┌─ Available data
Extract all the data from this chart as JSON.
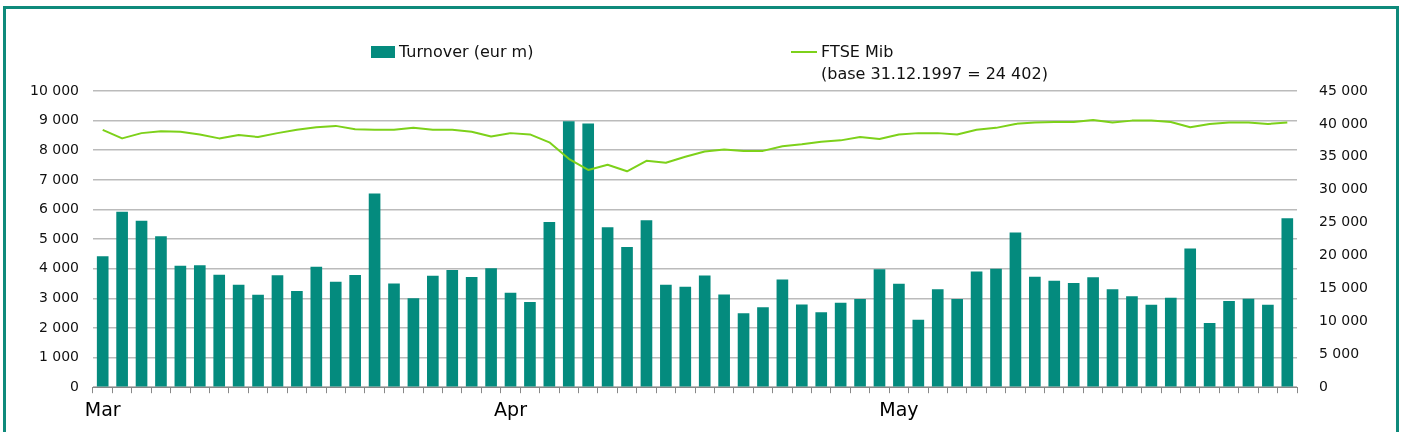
{
  "chart_data": {
    "type": "bar",
    "categories": [
      "Mar",
      null,
      null,
      null,
      null,
      null,
      null,
      null,
      null,
      null,
      null,
      null,
      null,
      null,
      null,
      null,
      null,
      null,
      null,
      null,
      null,
      "Apr",
      null,
      null,
      null,
      null,
      null,
      null,
      null,
      null,
      null,
      null,
      null,
      null,
      null,
      null,
      null,
      null,
      null,
      null,
      null,
      "May",
      null,
      null,
      null,
      null,
      null,
      null,
      null,
      null,
      null,
      null,
      null,
      null,
      null,
      null,
      null,
      null,
      null,
      null,
      null,
      null
    ],
    "series": [
      {
        "name": "Turnover (eur m)",
        "color": "#048b7e",
        "values": [
          4420,
          5920,
          5620,
          5100,
          4100,
          4120,
          3800,
          3460,
          3120,
          3780,
          3250,
          4070,
          3560,
          3790,
          6540,
          3500,
          3000,
          3760,
          3960,
          3720,
          4020,
          3190,
          2880,
          5580,
          8980,
          8900,
          5400,
          4730,
          5640,
          3460,
          3390,
          3770,
          3130,
          2500,
          2700,
          3640,
          2790,
          2530,
          2850,
          2980,
          3980,
          3490,
          2280,
          3310,
          2980,
          3910,
          4000,
          5220,
          3730,
          3590,
          3520,
          3710,
          3310,
          3070,
          2780,
          3020,
          4680,
          2170,
          2910,
          2990,
          2780,
          5700
        ]
      },
      {
        "name": "FTSE Mib\n(base 31.12.1997 = 24 402)",
        "type": "line",
        "axis": "y2",
        "color": "#7dd11a",
        "values": [
          39100,
          37800,
          38600,
          38900,
          38800,
          38400,
          37800,
          38300,
          38000,
          38600,
          39100,
          39500,
          39700,
          39200,
          39100,
          39100,
          39400,
          39100,
          39100,
          38800,
          38100,
          38600,
          38400,
          37200,
          34700,
          33000,
          33800,
          32800,
          34400,
          34100,
          35000,
          35800,
          36100,
          35900,
          35900,
          36600,
          36900,
          37300,
          37500,
          38000,
          37700,
          38400,
          38600,
          38600,
          38400,
          39100,
          39400,
          40000,
          40200,
          40300,
          40300,
          40600,
          40200,
          40500,
          40500,
          40300,
          39500,
          40000,
          40200,
          40200,
          40000,
          40200
        ]
      }
    ],
    "ylim": [
      0,
      10000
    ],
    "yticks": [
      0,
      {
        "value": 1000,
        "label": "1 000"
      },
      {
        "value": 2000,
        "label": "2 000"
      },
      {
        "value": 3000,
        "label": "3 000"
      },
      {
        "value": 4000,
        "label": "4 000"
      },
      {
        "value": 5000,
        "label": "5 000"
      },
      {
        "value": 6000,
        "label": "6 000"
      },
      {
        "value": 7000,
        "label": "7 000"
      },
      {
        "value": 8000,
        "label": "8 000"
      },
      {
        "value": 9000,
        "label": "9 000"
      },
      {
        "value": 10000,
        "label": "10 000"
      }
    ],
    "y2lim": [
      0,
      45000
    ],
    "y2ticks": [
      0,
      {
        "value": 5000,
        "label": "5 000"
      },
      {
        "value": 10000,
        "label": "10 000"
      },
      {
        "value": 15000,
        "label": "15 000"
      },
      {
        "value": 20000,
        "label": "20 000"
      },
      {
        "value": 25000,
        "label": "25 000"
      },
      {
        "value": 30000,
        "label": "30 000"
      },
      {
        "value": 35000,
        "label": "35 000"
      },
      {
        "value": 40000,
        "label": "40 000"
      },
      {
        "value": 45000,
        "label": "45 000"
      }
    ],
    "grid": "y",
    "legend": "top"
  }
}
└─
§ **Exercise aim**
Pick out the lines containing the string "name" and show them.

§ **Final result**
        "name": "Turnover (eur m)",
        "name": "FTSE Mib\n(base 31.12.1997 = 24 402)",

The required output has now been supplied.